───── RECORDS FOR THE EXERCISE

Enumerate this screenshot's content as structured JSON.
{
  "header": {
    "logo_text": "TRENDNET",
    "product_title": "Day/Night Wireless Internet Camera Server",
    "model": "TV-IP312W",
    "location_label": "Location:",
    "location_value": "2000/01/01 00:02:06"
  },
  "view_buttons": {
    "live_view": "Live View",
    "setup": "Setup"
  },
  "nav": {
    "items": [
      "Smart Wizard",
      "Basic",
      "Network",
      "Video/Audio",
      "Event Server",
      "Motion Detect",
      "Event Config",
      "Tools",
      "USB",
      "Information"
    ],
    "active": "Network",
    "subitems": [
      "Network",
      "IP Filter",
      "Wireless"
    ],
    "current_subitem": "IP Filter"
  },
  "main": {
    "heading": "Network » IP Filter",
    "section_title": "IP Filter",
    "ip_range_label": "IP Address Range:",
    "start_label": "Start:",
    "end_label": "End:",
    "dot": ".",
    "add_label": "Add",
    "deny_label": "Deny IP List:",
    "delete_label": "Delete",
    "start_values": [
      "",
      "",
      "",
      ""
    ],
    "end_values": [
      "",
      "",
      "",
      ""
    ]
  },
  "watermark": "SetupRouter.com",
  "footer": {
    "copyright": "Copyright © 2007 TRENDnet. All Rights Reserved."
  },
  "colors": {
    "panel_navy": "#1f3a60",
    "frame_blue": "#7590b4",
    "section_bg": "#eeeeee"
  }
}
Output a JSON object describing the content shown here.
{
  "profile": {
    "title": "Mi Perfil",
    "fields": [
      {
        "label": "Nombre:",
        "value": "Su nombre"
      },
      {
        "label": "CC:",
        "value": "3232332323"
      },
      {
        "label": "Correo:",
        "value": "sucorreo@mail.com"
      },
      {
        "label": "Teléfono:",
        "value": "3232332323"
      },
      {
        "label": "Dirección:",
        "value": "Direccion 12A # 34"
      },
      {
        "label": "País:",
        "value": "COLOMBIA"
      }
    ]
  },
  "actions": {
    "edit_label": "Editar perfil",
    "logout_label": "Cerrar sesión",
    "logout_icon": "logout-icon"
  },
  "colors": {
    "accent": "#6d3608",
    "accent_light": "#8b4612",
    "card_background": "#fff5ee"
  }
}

──────────

TASK INSTRUCTIONS: Copy out each line in the listing that has the word "content".

SOLUTION TO THE EXERCISE:
Enumerate this screenshot's content as structured JSON.
Output a JSON object describing the content shown here.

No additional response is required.